(Dataset listings of figures)
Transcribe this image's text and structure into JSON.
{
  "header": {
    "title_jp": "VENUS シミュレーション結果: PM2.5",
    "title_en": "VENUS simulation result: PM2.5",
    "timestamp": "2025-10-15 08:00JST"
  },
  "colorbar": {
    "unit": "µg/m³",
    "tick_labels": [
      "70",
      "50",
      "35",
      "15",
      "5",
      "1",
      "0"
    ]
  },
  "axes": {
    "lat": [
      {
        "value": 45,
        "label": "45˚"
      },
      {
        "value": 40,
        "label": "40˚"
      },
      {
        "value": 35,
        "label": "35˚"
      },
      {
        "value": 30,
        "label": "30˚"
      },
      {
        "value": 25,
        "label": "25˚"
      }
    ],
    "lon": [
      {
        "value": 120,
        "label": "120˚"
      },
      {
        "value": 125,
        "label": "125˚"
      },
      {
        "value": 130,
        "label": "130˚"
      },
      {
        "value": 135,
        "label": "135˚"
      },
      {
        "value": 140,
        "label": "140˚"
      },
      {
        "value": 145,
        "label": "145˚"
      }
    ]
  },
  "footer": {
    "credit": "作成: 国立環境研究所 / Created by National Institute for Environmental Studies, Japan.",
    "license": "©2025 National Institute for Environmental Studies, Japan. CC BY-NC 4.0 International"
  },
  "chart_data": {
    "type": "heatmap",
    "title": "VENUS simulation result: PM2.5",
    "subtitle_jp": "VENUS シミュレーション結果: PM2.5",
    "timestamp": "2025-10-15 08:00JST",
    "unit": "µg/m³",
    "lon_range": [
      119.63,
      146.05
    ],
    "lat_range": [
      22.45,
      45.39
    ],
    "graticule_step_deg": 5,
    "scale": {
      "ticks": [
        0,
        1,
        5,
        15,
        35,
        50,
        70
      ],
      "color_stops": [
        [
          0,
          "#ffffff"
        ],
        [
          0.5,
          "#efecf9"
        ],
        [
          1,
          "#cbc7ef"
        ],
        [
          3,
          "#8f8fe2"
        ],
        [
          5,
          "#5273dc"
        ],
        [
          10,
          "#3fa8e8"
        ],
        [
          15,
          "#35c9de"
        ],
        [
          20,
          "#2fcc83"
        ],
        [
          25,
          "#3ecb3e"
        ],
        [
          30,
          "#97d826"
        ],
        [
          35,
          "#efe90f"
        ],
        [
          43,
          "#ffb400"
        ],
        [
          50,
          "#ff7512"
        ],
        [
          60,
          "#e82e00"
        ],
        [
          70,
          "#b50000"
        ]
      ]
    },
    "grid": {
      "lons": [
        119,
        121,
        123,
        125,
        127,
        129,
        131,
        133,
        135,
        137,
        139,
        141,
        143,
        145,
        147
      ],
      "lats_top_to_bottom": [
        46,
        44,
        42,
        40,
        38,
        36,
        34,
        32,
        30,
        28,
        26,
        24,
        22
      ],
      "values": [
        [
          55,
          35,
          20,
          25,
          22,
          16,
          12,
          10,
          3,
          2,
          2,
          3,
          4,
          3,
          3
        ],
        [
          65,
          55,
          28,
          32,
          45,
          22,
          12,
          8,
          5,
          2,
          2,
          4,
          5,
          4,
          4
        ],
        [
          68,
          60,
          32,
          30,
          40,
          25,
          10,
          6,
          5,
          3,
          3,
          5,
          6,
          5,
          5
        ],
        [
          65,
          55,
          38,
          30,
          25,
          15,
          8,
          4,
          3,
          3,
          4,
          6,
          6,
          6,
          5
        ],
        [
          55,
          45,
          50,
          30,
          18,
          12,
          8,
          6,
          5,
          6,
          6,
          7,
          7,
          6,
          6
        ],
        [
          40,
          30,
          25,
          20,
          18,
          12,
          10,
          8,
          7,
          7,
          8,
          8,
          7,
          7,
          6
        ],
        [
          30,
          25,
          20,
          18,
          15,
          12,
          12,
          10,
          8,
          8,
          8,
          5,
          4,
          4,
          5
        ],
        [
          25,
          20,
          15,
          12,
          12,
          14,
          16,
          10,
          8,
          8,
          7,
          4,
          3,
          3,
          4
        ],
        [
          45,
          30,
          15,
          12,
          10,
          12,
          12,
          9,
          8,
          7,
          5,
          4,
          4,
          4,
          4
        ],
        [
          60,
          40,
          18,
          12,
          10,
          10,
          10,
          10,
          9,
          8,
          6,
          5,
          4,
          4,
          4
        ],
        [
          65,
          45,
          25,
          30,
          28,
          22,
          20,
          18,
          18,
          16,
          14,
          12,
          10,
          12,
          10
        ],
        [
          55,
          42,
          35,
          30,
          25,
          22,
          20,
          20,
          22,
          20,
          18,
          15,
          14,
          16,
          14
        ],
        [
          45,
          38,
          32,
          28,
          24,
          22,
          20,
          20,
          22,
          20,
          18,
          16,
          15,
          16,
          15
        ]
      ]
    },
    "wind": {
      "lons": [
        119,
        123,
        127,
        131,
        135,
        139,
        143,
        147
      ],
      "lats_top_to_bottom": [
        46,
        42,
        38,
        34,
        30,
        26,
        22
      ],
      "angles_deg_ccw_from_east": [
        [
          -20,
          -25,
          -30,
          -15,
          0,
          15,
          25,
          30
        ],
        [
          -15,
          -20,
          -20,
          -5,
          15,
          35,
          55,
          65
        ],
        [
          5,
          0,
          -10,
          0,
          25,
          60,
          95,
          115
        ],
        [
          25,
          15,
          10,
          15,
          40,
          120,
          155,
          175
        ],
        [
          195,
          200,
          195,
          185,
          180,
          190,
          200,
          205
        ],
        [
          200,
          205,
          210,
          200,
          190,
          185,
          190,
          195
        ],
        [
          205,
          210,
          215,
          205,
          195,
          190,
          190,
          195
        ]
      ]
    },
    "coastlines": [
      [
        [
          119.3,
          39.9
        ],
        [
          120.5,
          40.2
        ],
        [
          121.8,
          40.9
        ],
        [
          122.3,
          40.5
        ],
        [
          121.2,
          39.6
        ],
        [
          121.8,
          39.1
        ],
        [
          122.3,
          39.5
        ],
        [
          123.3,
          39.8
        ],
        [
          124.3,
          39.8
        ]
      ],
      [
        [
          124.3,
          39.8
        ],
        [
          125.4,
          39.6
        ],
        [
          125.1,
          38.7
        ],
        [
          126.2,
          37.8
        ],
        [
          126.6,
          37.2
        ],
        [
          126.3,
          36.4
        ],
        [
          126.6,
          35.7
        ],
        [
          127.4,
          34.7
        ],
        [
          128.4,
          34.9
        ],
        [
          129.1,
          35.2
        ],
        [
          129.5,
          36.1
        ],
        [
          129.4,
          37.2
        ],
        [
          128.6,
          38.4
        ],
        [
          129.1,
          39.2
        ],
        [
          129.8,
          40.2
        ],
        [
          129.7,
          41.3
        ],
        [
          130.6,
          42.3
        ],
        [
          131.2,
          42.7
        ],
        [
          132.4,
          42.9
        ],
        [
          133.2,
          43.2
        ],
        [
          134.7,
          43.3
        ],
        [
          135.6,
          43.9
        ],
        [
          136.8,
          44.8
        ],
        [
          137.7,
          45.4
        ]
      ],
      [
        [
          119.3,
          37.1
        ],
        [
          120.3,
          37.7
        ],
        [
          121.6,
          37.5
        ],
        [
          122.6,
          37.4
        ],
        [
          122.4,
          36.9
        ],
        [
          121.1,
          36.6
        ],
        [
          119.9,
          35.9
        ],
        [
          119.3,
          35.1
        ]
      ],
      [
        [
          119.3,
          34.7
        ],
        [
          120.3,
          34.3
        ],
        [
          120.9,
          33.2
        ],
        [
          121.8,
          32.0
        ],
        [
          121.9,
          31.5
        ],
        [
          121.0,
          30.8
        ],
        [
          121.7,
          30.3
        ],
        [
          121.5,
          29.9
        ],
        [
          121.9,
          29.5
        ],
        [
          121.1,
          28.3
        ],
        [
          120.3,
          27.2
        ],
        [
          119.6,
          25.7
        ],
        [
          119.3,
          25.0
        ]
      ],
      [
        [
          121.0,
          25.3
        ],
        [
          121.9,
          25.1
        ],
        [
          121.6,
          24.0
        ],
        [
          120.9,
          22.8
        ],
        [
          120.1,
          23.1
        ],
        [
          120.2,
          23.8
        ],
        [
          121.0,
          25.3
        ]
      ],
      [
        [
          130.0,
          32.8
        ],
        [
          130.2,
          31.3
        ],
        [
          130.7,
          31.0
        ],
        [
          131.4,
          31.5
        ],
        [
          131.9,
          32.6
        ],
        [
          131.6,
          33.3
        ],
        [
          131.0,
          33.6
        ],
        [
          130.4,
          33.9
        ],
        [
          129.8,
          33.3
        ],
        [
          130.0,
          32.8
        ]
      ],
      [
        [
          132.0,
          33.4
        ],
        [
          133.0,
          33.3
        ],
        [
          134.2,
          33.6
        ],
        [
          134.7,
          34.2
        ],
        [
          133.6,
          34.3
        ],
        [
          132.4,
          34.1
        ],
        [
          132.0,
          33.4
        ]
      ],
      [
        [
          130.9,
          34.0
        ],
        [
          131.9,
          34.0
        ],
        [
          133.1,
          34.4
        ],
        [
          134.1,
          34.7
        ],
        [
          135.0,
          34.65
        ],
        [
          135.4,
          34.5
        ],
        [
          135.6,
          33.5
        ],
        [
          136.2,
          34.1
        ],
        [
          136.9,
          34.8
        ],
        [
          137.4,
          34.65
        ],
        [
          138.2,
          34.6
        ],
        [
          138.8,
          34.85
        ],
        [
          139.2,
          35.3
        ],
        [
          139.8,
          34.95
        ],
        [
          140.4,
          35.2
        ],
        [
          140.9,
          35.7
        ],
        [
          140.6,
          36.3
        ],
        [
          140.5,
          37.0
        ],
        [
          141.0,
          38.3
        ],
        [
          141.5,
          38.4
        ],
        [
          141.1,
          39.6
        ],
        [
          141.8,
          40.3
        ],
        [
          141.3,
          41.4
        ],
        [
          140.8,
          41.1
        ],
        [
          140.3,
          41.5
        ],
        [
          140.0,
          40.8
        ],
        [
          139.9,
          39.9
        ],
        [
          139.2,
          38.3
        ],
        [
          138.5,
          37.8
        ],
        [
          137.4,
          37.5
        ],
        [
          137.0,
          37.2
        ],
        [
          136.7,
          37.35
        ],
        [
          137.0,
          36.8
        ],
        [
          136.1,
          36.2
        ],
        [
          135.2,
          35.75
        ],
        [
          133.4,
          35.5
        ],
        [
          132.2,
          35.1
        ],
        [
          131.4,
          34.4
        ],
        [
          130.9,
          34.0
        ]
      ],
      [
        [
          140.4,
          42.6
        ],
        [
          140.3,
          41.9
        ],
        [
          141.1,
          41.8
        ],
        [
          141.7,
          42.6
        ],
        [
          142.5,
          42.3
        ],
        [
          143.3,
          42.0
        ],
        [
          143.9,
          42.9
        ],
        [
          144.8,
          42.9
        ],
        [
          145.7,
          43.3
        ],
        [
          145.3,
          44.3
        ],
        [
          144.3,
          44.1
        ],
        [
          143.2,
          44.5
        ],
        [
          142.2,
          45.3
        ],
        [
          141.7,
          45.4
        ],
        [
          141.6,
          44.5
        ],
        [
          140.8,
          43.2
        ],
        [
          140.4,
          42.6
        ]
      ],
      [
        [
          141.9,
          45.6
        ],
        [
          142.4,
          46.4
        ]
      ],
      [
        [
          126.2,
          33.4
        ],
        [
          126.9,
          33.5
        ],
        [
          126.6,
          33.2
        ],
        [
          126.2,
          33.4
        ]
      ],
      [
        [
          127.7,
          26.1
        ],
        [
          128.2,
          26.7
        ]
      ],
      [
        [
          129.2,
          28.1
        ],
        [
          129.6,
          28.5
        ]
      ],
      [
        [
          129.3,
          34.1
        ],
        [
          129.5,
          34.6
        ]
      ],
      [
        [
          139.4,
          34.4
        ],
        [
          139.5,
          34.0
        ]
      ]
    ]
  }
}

**SET TASK:** Show every line where the string "Institute" appears.

**RESULT BELOW:**
    "credit": "作成: 国立環境研究所 / Created by National Institute for Environmental Studies, Japan.",
    "license": "©2025 National Institute for Environmental Studies, Japan. CC BY-NC 4.0 International"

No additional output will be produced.